(Data entries)
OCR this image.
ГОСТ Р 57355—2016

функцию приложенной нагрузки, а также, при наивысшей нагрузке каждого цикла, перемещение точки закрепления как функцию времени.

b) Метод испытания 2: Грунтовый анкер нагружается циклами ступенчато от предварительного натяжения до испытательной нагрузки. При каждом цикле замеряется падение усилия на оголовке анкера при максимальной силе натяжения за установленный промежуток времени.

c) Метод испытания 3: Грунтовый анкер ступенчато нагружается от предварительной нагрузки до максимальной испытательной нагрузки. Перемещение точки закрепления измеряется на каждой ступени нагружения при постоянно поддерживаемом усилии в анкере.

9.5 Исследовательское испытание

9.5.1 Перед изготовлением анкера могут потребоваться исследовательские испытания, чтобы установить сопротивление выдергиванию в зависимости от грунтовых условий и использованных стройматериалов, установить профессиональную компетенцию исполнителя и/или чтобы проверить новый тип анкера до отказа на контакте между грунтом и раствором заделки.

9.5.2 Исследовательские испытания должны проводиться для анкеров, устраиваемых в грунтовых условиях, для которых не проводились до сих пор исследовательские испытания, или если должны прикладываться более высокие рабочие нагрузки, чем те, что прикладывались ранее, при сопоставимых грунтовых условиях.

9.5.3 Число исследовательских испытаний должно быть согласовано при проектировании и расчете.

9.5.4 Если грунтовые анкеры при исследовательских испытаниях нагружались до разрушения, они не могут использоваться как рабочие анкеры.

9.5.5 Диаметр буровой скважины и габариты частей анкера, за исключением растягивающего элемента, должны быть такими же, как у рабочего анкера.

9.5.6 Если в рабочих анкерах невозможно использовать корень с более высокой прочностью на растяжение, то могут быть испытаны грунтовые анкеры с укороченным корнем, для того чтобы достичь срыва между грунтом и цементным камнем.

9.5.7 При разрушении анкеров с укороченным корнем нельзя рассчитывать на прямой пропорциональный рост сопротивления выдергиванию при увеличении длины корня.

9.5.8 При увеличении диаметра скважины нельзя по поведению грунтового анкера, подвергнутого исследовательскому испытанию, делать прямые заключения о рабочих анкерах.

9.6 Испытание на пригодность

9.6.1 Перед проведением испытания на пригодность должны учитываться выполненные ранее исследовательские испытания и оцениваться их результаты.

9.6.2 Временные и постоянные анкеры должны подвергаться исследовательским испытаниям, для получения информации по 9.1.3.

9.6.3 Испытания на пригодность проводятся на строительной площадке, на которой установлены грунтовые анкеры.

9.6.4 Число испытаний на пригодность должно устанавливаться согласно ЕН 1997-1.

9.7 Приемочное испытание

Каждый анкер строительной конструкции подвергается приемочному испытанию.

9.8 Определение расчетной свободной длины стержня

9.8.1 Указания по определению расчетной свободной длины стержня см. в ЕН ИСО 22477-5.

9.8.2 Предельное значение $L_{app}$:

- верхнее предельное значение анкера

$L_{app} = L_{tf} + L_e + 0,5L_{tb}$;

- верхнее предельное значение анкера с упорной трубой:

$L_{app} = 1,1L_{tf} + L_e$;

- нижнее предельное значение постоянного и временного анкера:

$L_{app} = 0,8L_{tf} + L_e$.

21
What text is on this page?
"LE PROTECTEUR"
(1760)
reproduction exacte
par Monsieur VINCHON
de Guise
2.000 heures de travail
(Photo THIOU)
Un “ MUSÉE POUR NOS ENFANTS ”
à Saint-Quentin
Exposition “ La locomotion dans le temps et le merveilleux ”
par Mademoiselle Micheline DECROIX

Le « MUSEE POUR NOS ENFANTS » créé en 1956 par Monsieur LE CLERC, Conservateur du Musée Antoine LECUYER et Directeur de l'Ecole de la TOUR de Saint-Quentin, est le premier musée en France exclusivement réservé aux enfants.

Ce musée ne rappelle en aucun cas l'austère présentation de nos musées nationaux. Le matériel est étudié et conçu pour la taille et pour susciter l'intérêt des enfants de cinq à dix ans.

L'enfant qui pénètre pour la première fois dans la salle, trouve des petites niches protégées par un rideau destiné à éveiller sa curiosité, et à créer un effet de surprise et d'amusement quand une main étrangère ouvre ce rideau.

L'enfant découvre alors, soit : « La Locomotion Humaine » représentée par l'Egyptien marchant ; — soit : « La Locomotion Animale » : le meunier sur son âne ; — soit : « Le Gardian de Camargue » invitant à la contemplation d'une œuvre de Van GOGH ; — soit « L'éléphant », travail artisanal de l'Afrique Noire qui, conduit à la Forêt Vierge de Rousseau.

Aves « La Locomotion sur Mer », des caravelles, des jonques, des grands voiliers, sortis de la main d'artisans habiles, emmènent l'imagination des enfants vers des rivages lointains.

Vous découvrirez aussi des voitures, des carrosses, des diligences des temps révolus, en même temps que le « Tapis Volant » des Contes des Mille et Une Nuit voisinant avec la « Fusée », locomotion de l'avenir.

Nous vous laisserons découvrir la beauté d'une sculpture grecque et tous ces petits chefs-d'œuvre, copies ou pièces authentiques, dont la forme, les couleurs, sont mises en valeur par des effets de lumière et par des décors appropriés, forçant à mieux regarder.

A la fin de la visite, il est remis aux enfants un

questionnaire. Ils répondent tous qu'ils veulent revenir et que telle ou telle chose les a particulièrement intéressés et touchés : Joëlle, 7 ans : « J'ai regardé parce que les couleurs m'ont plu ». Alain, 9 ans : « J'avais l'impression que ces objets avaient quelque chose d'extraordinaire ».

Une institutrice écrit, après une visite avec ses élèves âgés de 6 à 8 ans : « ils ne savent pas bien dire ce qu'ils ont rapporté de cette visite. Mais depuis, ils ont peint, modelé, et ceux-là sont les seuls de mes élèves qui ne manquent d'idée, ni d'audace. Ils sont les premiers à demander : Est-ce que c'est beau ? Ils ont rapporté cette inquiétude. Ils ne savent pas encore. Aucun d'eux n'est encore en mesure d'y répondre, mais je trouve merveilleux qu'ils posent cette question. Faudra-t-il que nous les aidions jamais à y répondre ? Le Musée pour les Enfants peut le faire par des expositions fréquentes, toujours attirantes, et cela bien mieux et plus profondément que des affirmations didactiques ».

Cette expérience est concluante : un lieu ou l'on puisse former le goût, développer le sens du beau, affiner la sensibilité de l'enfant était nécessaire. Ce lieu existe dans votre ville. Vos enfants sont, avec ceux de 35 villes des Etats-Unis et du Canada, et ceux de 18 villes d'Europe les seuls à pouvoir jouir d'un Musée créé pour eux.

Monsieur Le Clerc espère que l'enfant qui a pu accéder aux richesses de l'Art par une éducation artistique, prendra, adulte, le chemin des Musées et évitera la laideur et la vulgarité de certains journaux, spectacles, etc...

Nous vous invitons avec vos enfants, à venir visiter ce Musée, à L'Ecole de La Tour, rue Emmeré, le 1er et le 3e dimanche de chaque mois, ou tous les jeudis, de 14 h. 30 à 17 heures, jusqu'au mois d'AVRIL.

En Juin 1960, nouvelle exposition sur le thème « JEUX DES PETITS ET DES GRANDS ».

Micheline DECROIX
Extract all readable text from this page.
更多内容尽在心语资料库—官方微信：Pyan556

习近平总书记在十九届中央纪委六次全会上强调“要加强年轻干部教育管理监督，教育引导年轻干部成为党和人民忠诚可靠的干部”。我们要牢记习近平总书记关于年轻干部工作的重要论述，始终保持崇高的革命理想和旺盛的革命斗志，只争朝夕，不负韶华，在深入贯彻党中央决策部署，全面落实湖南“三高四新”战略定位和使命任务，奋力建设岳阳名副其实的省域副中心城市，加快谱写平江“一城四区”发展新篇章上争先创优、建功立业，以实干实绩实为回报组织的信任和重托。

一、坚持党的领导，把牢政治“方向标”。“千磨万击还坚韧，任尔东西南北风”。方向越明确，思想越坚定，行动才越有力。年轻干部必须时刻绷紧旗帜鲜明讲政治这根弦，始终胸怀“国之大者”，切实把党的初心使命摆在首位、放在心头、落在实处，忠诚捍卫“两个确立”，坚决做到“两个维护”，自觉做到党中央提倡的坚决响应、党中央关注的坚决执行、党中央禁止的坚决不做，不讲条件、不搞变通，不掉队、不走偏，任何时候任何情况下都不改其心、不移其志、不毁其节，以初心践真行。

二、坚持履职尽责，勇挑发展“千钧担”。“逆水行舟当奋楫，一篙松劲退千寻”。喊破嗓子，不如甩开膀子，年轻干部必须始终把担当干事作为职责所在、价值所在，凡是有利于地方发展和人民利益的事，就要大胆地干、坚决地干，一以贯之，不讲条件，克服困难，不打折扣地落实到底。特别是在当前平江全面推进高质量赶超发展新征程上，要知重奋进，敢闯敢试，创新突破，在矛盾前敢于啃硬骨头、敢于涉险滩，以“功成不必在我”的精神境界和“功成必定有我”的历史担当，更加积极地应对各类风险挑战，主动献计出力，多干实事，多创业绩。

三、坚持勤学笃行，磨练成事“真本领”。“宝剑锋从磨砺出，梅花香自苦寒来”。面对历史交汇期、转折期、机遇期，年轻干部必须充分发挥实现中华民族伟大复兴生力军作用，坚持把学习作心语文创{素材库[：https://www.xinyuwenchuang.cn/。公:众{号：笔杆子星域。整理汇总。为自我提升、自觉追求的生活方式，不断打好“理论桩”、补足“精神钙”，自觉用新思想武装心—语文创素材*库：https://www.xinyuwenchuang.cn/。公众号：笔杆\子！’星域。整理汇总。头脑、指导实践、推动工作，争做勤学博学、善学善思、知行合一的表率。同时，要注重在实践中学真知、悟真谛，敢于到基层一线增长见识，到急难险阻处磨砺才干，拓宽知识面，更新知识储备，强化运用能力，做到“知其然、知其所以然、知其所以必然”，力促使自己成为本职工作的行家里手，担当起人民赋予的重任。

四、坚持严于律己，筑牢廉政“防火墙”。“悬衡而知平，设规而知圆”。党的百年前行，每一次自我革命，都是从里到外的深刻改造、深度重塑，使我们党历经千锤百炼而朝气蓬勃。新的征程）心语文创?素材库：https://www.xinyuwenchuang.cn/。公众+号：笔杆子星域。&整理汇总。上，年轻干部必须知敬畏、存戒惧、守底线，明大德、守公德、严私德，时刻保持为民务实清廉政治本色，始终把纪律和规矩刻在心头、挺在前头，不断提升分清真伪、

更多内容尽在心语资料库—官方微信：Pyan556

Requirement - Where a line of the material above holds the string "должно", copy that line.

Result -
9.5.3 Число исследовательских испытаний должно быть согласовано при проектировании и расчете.
9.6.4 Число испытаний на пригодность должно устанавливаться согласно ЕН 1997-1.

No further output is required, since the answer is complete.